======== EXTRACT

If you look around this site, the skyline’s been defined by Boilermaker work.

Mark Johnson, Local 154 Steward

THERE ARE TOWNS smaller than Shell’s Pennsylvania Chemicals construction site in Beaver County, Pennsylvania. Positioned just northwest of Pittsburgh along the Ohio River, it’s one of the largest active construction sites currently in the United States. It’s hard to take it all in in a day, and it’s impossible to comprehend the scope of the project, let alone the countless individual skills of thousands of craftsmen and women steadily at work there 24/7 changing both the area’s skyline and its economy.

A little over six miles of roads as busy as any Main Street USA traverse and intersect throughout nearly 400 acres of property dotted by the ever-growing vessels, tanks, towers and other structures on their way to becoming a working ethane cracker facility. The world’s second-largest crane, affectionally known as “Mother of All Cranes,” stands sentinel among some 137 others. Villages of temporary offices, command centers, mess buildings and parking lots infill between the projects within the overall project.

At its peak, an estimated 6,000 craft professionals will be on the site, many of them represented by 15 different trade unions. And more than 300 of them are Boilermakers, mostly from Local 154 (Pittsburgh) and the National Transient Division (NTD), working for Great Arrow Builders, Bechtel, McCarl’s and Babcock & Wilcox.

“If you look around this site, the skyline’s been defined by Boilermaker work,” says L-154 steward Mark Johnson. “If you look over at the ethane cracker unit, the vessels and the towers, the quench towers or the polyethylene area, the loop reactors, the purge bins or co-gen systems—or the spheres with the tank division—our work defines this plant.”

NTD Boilermakers were the first Boilermakers to come onto the scene, settling in November 2017 to start on the plant’s 25 tanks, four spheres and one LNG tank needed for, among other things, holding fuels and sensitive substances, running the facility’s water treatment system and storing the ultimate end-product: plastic pellets that will be made into everything from cars to phone cases to food packaging.

There are 83 NTD Boilermaker tank builders on site, employed by Great Arrow Builders. Specifically, their work scope has included building three carbon steel spheres 57.5-feet in diameter; plus, an 80-foot-diameter nickel sphere for ethylene storage. The tanks consist of a double inner nickel ethylene storage tank with the inner tank measuring in at 145 x 70 feet. In the water treatment area, there are two filter water tanks, five aeration tanks, two flow equalization tanks, oil recovery and caustic tanks. And then there are 13 other myriad tanks of various sizes and type. Other work scopes coming up are furnaces’ tray tower work and all stair tower platform and structural work for the tanks and spheres.

“This type of job is really substantial for the Boilermakers,” says Shon Almond, Assistant Director of the NTDS. “With all the different styles of tanks and spheres, carbon and nickel, this project is a good view of the many styles the NTD Boilermakers tank industry has to offer.”

“This has been a great economic impact for the region and for our hall and the Boilermakers. To get a job like this that lasts three or four years, it’s great to have that. And it’s year-round employment.”

================
======== AVAILABLE DATA

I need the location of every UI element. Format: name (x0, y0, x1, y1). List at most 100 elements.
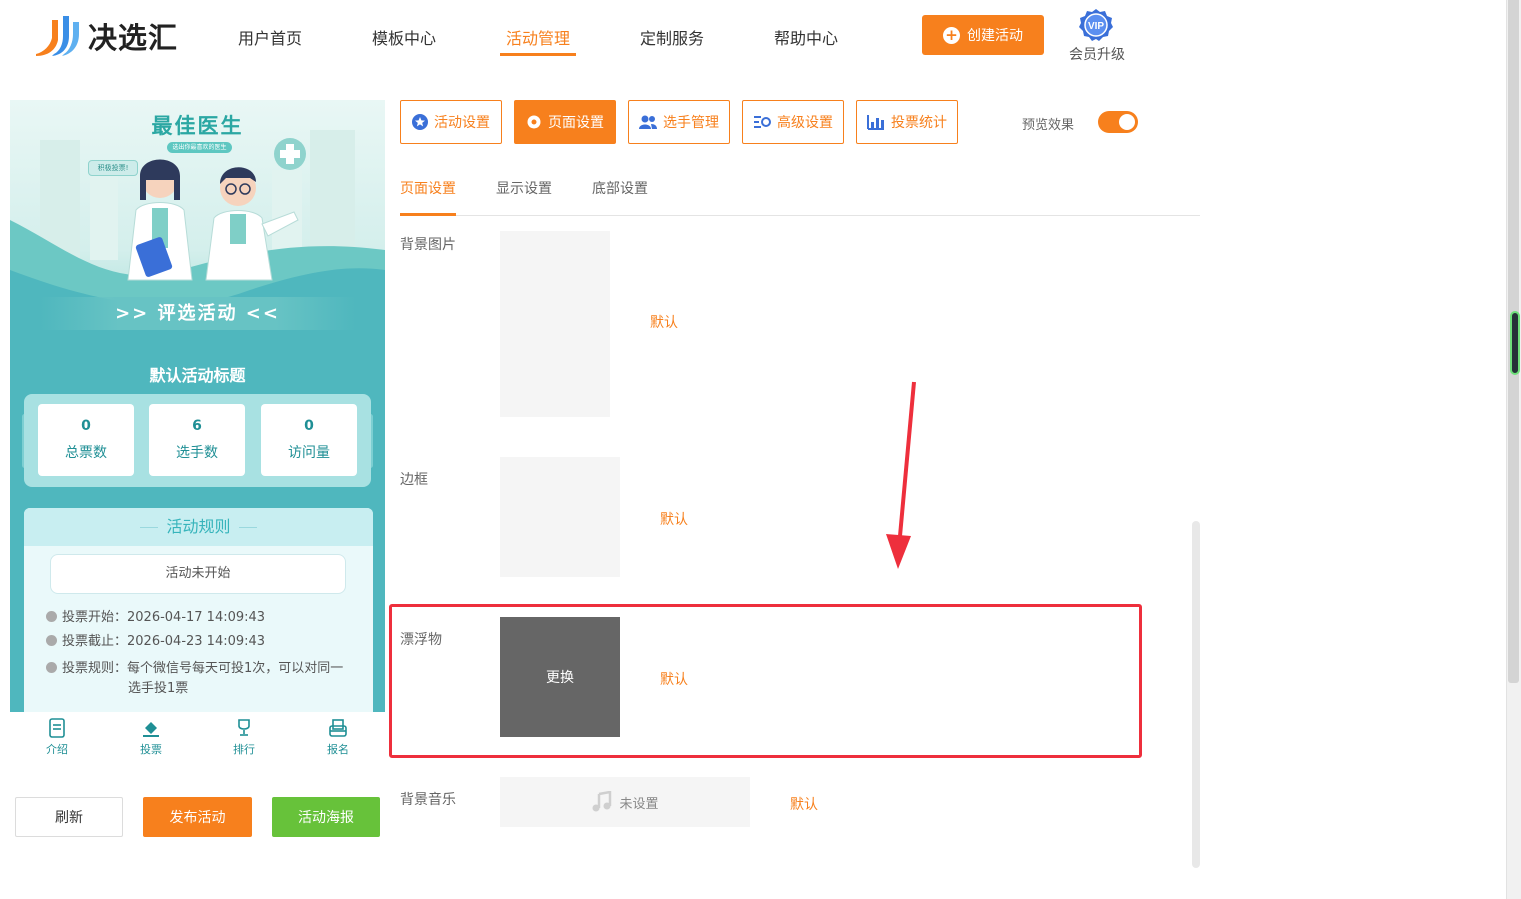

================

## WHAT YOU ARE ASKED TO DO
Copy the article on the Shell construction site from "A little over" to "Babcock & Wilcox.", renaming "craft professionals" as "skilled workers". The data comes from a separate source.

## RESULT OF THIS TASK
A little over six miles of roads as busy as any Main Street USA traverse and intersect throughout nearly 400 acres of property dotted by the ever-growing vessels, tanks, towers and other structures on their way to becoming a working ethane cracker facility. The world’s second-largest crane, affectionally known as “Mother of All Cranes,” stands sentinel among some 137 others. Villages of temporary offices, command centers, mess buildings and parking lots infill between the projects within the overall project.

At its peak, an estimated 6,000 skilled workers will be on the site, many of them represented by 15 different trade unions. And more than 300 of them are Boilermakers, mostly from Local 154 (Pittsburgh) and the National Transient Division (NTD), working for Great Arrow Builders, Bechtel, McCarl’s and Babcock & Wilcox.